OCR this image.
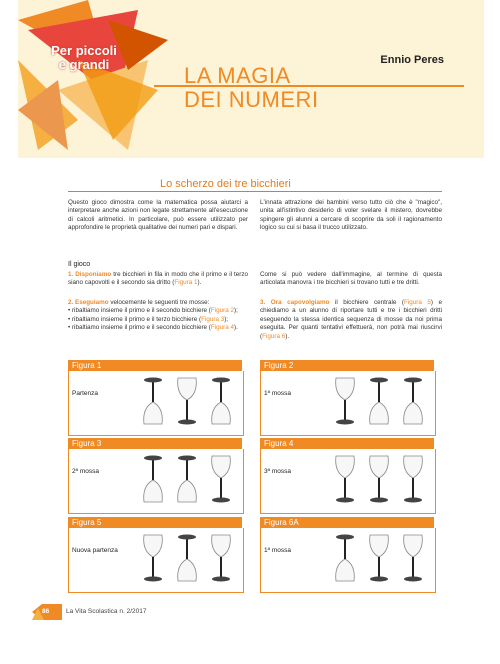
Per piccoli
e grandi	Ennio Peres
LA MAGIA
DEI NUMERI
Lo scherzo dei tre bicchieri
Questo gioco dimostra come la matematica possa aiutarci a interpretare anche azioni non legate strettamente all'esecuzione di calcoli aritmetici. In particolare, può essere utilizzato per approfondire le proprietà qualitative dei numeri pari e dispari.
L'innata attrazione dei bambini verso tutto ciò che è "magico", unita all'istintivo desiderio di voler svelare il mistero, dovrebbe spingere gli alunni a cercare di scoprire da soli il ragionamento logico su cui si basa il trucco utilizzato.
Il gioco
1. Disponiamo tre bicchieri in fila in modo che il primo e il terzo siano capovolti e il secondo sia dritto (Figura 1).
Come si può vedere dall'immagine, al termine di questa articolata manovra i tre bicchieri si trovano tutti e tre dritti.
2. Eseguiamo velocemente le seguenti tre mosse:
• ribaltiamo insieme il primo e il secondo bicchiere (Figura 2);
• ribaltiamo insieme il primo e il terzo bicchiere (Figura 3);
• ribaltiamo insieme il primo e il secondo bicchiere (Figura 4).
3. Ora capovolgiamo il bicchiere centrale (Figura 5) e chiediamo a un alunno di riportare tutti e tre i bicchieri dritti eseguendo la stessa identica sequenza di mosse da noi prima eseguita. Per quanti tentativi effettuerà, non potrà mai riuscirvi (Figura 6).
Figura 1
Partenza
Figura 2
1ª mossa
Figura 3
2ª mossa
Figura 4
3ª mossa
Figura 5
Nuova partenza
Figura 6A
1ª mossa
86	La Vita Scolastica n. 2/2017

____

Within the listing above, find every line containing the string "terzo" and return it.

→ FULL OUTPUT:
1. Disponiamo tre bicchieri in fila in modo che il primo e il terzo siano capovolti e il secondo sia dritto (Figura 1).
• ribaltiamo insieme il primo e il terzo bicchiere (Figura 3);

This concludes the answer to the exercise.